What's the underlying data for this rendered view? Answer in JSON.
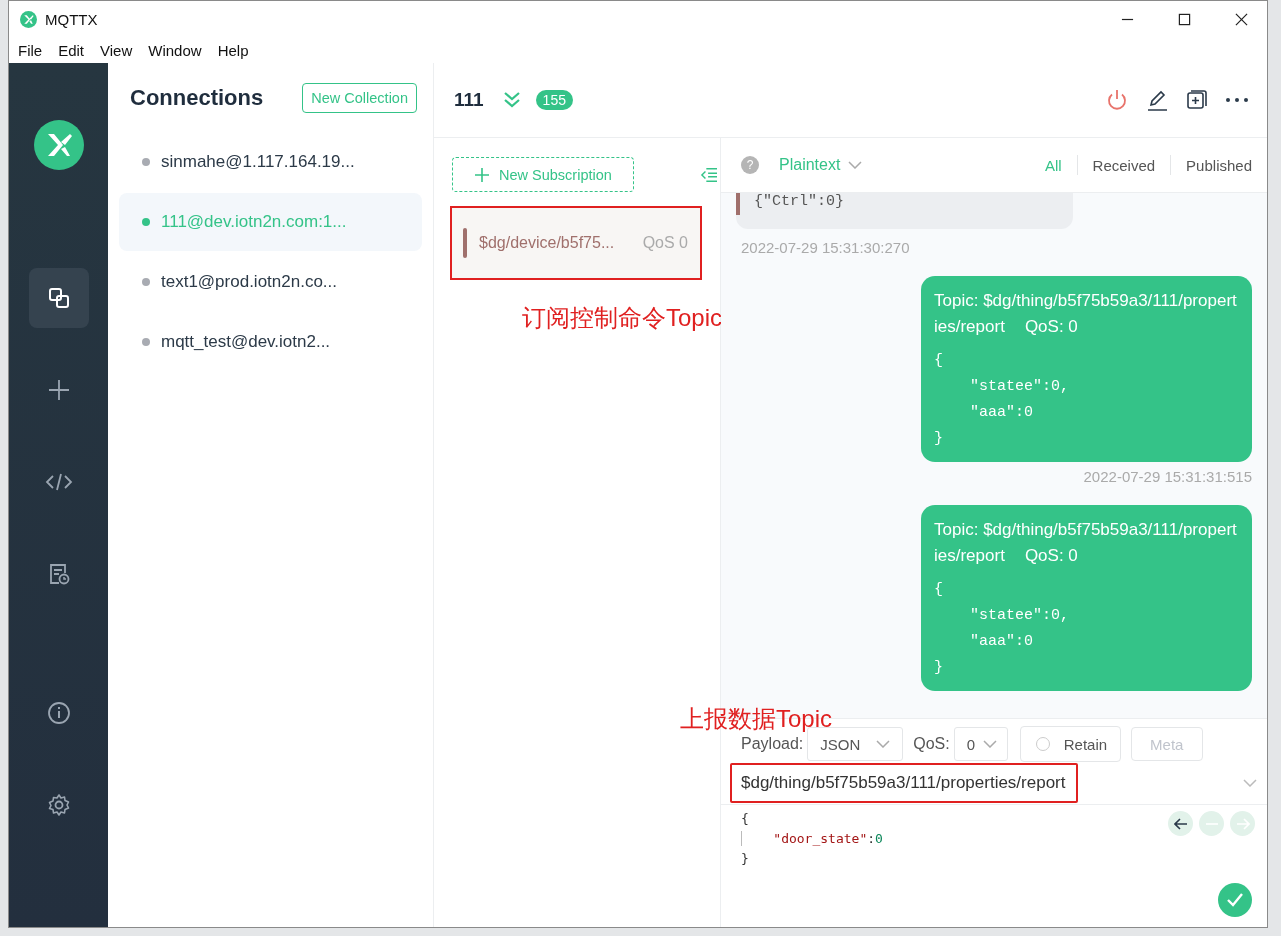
{
  "window": {
    "title": "MQTTX"
  },
  "menu": [
    "File",
    "Edit",
    "View",
    "Window",
    "Help"
  ],
  "nav": [
    {
      "kind": "connections",
      "selected": true
    },
    {
      "kind": "new",
      "selected": false
    },
    {
      "kind": "script",
      "selected": false
    },
    {
      "kind": "log",
      "selected": false
    },
    {
      "kind": "about",
      "selected": false
    },
    {
      "kind": "settings",
      "selected": false
    }
  ],
  "connections": {
    "title": "Connections",
    "new_button": "New Collection",
    "items": [
      {
        "name": "sinmahe@1.117.164.19...",
        "connected": false,
        "selected": false
      },
      {
        "name": "111@dev.iotn2n.com:1...",
        "connected": true,
        "selected": true
      },
      {
        "name": "text1@prod.iotn2n.co...",
        "connected": false,
        "selected": false
      },
      {
        "name": "mqtt_test@dev.iotn2...",
        "connected": false,
        "selected": false
      }
    ]
  },
  "header": {
    "name": "111",
    "count": "155"
  },
  "subscriptions": {
    "new_button": "New Subscription",
    "items": [
      {
        "topic": "$dg/device/b5f75...",
        "qos": "QoS 0",
        "color": "#a0706c"
      }
    ]
  },
  "filter": {
    "help": "?",
    "format": "Plaintext",
    "tabs": [
      {
        "label": "All",
        "selected": true
      },
      {
        "label": "Received",
        "selected": false
      },
      {
        "label": "Published",
        "selected": false
      }
    ]
  },
  "messages": [
    {
      "kind": "received",
      "payload": "{\"Ctrl\":0}",
      "time": "2022-07-29 15:31:30:270",
      "color": "#a0706c"
    },
    {
      "kind": "sent",
      "topic": "Topic: $dg/thing/b5f75b59a3/111/properties/report",
      "qos": "QoS: 0",
      "payload": "{\n    \"statee\":0,\n    \"aaa\":0\n}",
      "time": "2022-07-29 15:31:31:515"
    },
    {
      "kind": "sent",
      "topic": "Topic: $dg/thing/b5f75b59a3/111/properties/report",
      "qos": "QoS: 0",
      "payload": "{\n    \"statee\":0,\n    \"aaa\":0\n}"
    }
  ],
  "publish": {
    "payload_label": "Payload:",
    "format": "JSON",
    "qos_label": "QoS:",
    "qos": "0",
    "retain": {
      "label": "Retain",
      "checked": false
    },
    "meta": {
      "label": "Meta",
      "disabled": true
    },
    "topic": "$dg/thing/b5f75b59a3/111/properties/report",
    "body": {
      "open": "{",
      "key": "\"door_state\"",
      "sep": ":",
      "value": "0",
      "close": "}"
    }
  },
  "annotations": [
    {
      "text": "订阅控制命令Topic"
    },
    {
      "text": "上报数据Topic"
    }
  ]
}
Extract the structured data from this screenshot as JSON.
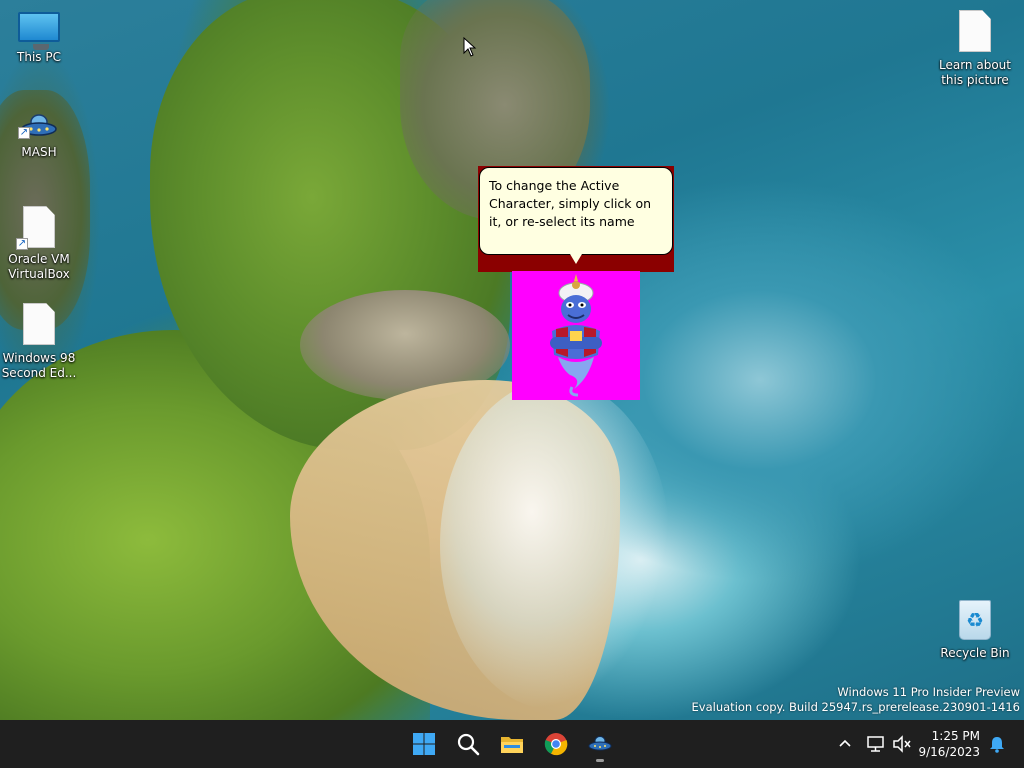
{
  "desktop": {
    "icons": [
      {
        "label": "This PC",
        "icon": "monitor-icon"
      },
      {
        "label": "MASH",
        "icon": "ufo-icon"
      },
      {
        "label": "Oracle VM VirtualBox",
        "icon": "document-icon"
      },
      {
        "label": "Windows 98 Second Ed...",
        "icon": "document-icon"
      },
      {
        "label": "Learn about this picture",
        "icon": "document-icon"
      },
      {
        "label": "Recycle Bin",
        "icon": "recycle-bin-icon"
      }
    ]
  },
  "agent": {
    "balloon_text": "To change the Active Character, simply click on it, or re-select its name",
    "character": "genie-icon",
    "background_color": "#ff00ff"
  },
  "watermark": {
    "line1": "Windows 11 Pro Insider Preview",
    "line2": "Evaluation copy. Build 25947.rs_prerelease.230901-1416"
  },
  "taskbar": {
    "apps": [
      {
        "name": "start-icon"
      },
      {
        "name": "search-icon"
      },
      {
        "name": "file-explorer-icon"
      },
      {
        "name": "chrome-icon"
      },
      {
        "name": "mash-taskbar-icon",
        "running": true
      }
    ],
    "tray": {
      "chevron": "chevron-up-icon",
      "network": "network-icon",
      "volume": "volume-muted-icon",
      "time": "1:25 PM",
      "date": "9/16/2023",
      "notification": "bell-icon"
    }
  },
  "colors": {
    "taskbar_bg": "#1f1f1f",
    "balloon_bg": "#ffffe1",
    "balloon_frame": "#8b0000"
  }
}
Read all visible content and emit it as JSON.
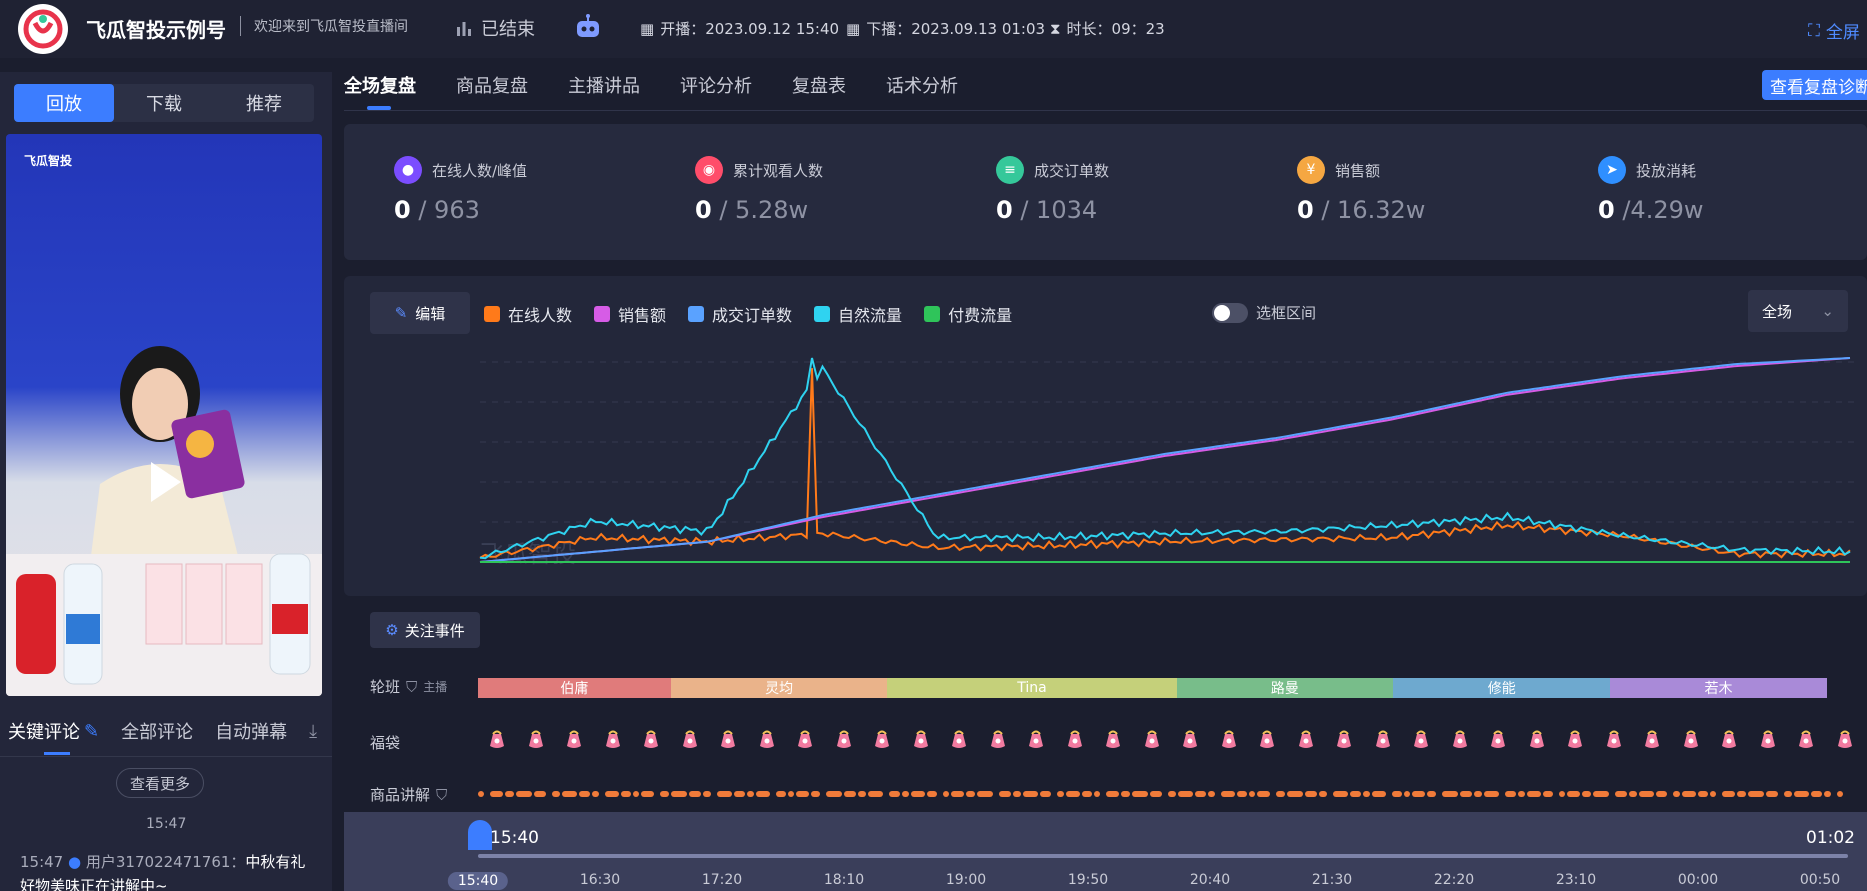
{
  "header": {
    "brand": "飞瓜智投示例号",
    "welcome": "欢迎来到飞瓜智投直播间",
    "status": "已结束",
    "start_label": "开播：2023.09.12 15:40",
    "end_label": "下播：2023.09.13 01:03",
    "duration_label": "时长：09：23",
    "fullscreen": "全屏"
  },
  "left": {
    "tabs": [
      "回放",
      "下载",
      "推荐"
    ],
    "video_logo": "飞瓜智投",
    "comment_tabs": [
      "关键评论",
      "全部评论",
      "自动弹幕"
    ],
    "more": "查看更多",
    "time": "15:47",
    "comment_time": "15:47",
    "comment_user": "用户317022471761：",
    "comment_text": "中秋有礼好物美味正在讲解中~"
  },
  "main_tabs": [
    "全场复盘",
    "商品复盘",
    "主播讲品",
    "评论分析",
    "复盘表",
    "话术分析"
  ],
  "diag_button": "查看复盘诊断",
  "stats": [
    {
      "label": "在线人数/峰值",
      "value": "0",
      "total": " / 963",
      "color": "#7b4dff",
      "icon": "user-icon"
    },
    {
      "label": "累计观看人数",
      "value": "0",
      "total": " / 5.28w",
      "color": "#ff4d6a",
      "icon": "eye-icon"
    },
    {
      "label": "成交订单数",
      "value": "0",
      "total": " / 1034",
      "color": "#35c89a",
      "icon": "order-icon"
    },
    {
      "label": "销售额",
      "value": "0",
      "total": " / 16.32w",
      "color": "#f5a742",
      "icon": "yen-icon"
    },
    {
      "label": "投放消耗",
      "value": "0",
      "total": " /4.29w",
      "color": "#2f8fff",
      "icon": "send-icon"
    }
  ],
  "chart_controls": {
    "edit": "编辑",
    "legend": [
      {
        "name": "在线人数",
        "color": "#ff7a1a"
      },
      {
        "name": "销售额",
        "color": "#d65ce6"
      },
      {
        "name": "成交订单数",
        "color": "#5aa2ff"
      },
      {
        "name": "自然流量",
        "color": "#2fd3f0"
      },
      {
        "name": "付费流量",
        "color": "#2fc45a"
      }
    ],
    "range_toggle": "选框区间",
    "scope": "全场"
  },
  "chart_data": {
    "type": "line",
    "x": [
      "15:40",
      "16:30",
      "17:20",
      "18:10",
      "19:00",
      "19:50",
      "20:40",
      "21:30",
      "22:20",
      "23:10",
      "00:00",
      "00:50",
      "01:02"
    ],
    "series": [
      {
        "name": "在线人数",
        "values": [
          0.02,
          0.12,
          0.1,
          0.14,
          0.07,
          0.08,
          0.1,
          0.11,
          0.12,
          0.18,
          0.13,
          0.04,
          0.04
        ]
      },
      {
        "name": "销售额",
        "values": [
          0.0,
          0.05,
          0.1,
          0.22,
          0.32,
          0.42,
          0.52,
          0.6,
          0.7,
          0.82,
          0.9,
          0.96,
          1.0
        ]
      },
      {
        "name": "成交订单数",
        "values": [
          0.0,
          0.05,
          0.1,
          0.23,
          0.33,
          0.43,
          0.53,
          0.61,
          0.71,
          0.83,
          0.91,
          0.97,
          1.0
        ]
      },
      {
        "name": "自然流量",
        "values": [
          0.02,
          0.2,
          0.15,
          0.95,
          0.12,
          0.12,
          0.14,
          0.15,
          0.18,
          0.22,
          0.13,
          0.06,
          0.05
        ]
      },
      {
        "name": "付费流量",
        "values": [
          0.0,
          0.0,
          0.0,
          0.0,
          0.0,
          0.0,
          0.0,
          0.0,
          0.0,
          0.0,
          0.0,
          0.0,
          0.0
        ]
      }
    ],
    "watermark": "飞瓜智投"
  },
  "events": {
    "focus_button": "关注事件",
    "shift_label": "轮班",
    "host_label": "主播",
    "shifts": [
      {
        "name": "伯庸",
        "frac": 0.12,
        "color": "#e07b7b"
      },
      {
        "name": "灵均",
        "frac": 0.135,
        "color": "#eab38a"
      },
      {
        "name": "Tina",
        "frac": 0.18,
        "color": "#c5d07a"
      },
      {
        "name": "路曼",
        "frac": 0.135,
        "color": "#78bd8a"
      },
      {
        "name": "修能",
        "frac": 0.135,
        "color": "#6ea9cf"
      },
      {
        "name": "若木",
        "frac": 0.135,
        "color": "#a98ad8"
      }
    ],
    "bag_label": "福袋",
    "product_label": "商品讲解"
  },
  "timeline": {
    "start": "15:40",
    "end": "01:02",
    "ticks": [
      "15:40",
      "16:30",
      "17:20",
      "18:10",
      "19:00",
      "19:50",
      "20:40",
      "21:30",
      "22:20",
      "23:10",
      "00:00",
      "00:50"
    ]
  }
}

- **Set task**:
Among the entries above, identify all lines with "about" and copy them.

- **Result**:
      "kind": "about",
        "label": "Learn about this picture",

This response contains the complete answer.